(Dataset listings of figures)
___

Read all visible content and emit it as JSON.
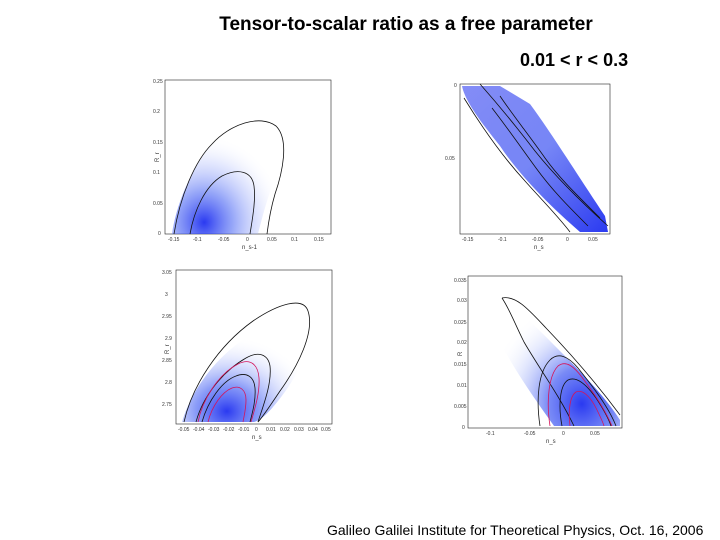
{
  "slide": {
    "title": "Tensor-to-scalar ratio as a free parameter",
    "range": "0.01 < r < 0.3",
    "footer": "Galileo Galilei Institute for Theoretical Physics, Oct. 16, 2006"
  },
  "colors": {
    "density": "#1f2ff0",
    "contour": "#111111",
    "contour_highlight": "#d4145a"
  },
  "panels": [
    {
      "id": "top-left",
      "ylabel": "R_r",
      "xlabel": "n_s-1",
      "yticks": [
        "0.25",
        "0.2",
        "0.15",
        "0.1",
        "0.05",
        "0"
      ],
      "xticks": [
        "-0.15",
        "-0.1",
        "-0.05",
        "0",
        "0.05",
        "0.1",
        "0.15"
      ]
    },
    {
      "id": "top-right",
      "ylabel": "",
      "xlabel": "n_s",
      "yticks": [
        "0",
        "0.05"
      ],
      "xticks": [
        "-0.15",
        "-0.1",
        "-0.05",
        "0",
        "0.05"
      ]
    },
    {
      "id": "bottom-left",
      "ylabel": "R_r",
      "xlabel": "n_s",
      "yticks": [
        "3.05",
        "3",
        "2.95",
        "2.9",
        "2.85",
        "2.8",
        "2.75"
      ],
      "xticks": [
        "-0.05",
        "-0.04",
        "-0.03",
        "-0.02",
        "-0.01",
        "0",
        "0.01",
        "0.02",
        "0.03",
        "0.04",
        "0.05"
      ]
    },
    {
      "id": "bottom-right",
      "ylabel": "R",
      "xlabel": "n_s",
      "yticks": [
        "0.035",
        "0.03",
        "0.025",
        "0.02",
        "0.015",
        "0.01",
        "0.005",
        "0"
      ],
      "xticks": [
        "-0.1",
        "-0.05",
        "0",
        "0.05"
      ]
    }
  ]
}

___

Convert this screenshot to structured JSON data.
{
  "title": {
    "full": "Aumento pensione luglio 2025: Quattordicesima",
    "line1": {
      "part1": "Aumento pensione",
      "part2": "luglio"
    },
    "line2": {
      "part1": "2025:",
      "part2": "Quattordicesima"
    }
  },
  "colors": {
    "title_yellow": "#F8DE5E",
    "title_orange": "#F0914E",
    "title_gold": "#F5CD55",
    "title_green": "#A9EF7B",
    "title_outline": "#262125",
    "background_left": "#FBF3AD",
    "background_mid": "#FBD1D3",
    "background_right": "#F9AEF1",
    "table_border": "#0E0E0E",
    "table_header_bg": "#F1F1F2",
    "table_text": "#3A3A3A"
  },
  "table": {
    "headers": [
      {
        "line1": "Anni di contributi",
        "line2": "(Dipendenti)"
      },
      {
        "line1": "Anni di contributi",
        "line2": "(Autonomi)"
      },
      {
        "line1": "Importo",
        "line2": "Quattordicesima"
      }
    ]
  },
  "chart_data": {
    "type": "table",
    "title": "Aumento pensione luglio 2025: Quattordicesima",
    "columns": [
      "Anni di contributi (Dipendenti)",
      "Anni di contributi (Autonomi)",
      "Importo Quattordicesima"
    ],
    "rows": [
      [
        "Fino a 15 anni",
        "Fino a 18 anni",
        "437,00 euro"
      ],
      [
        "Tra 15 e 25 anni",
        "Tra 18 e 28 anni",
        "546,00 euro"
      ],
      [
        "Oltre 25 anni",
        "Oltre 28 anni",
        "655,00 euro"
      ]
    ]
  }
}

___

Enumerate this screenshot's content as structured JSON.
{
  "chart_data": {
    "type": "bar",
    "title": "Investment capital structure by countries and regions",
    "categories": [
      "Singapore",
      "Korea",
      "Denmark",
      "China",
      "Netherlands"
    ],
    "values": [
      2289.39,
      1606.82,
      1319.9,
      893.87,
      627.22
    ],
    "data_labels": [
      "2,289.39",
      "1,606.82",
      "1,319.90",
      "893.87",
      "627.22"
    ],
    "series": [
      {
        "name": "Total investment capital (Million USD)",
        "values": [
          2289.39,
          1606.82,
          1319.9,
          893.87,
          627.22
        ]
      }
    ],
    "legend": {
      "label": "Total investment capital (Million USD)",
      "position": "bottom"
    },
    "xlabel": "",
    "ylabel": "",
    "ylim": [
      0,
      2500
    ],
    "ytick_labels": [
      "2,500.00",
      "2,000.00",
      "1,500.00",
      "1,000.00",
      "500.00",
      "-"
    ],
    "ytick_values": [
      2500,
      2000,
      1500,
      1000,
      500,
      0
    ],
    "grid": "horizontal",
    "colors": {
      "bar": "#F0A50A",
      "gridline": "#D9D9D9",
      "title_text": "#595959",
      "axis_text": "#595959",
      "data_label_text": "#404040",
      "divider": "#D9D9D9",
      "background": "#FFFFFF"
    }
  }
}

___

# What is needed
Select every line in the records above that contains the word "ylabel".

# The output
      "ylabel": "R_r",
      "ylabel": "",
      "ylabel": "R_r",
      "ylabel": "R",
    "ylabel": "",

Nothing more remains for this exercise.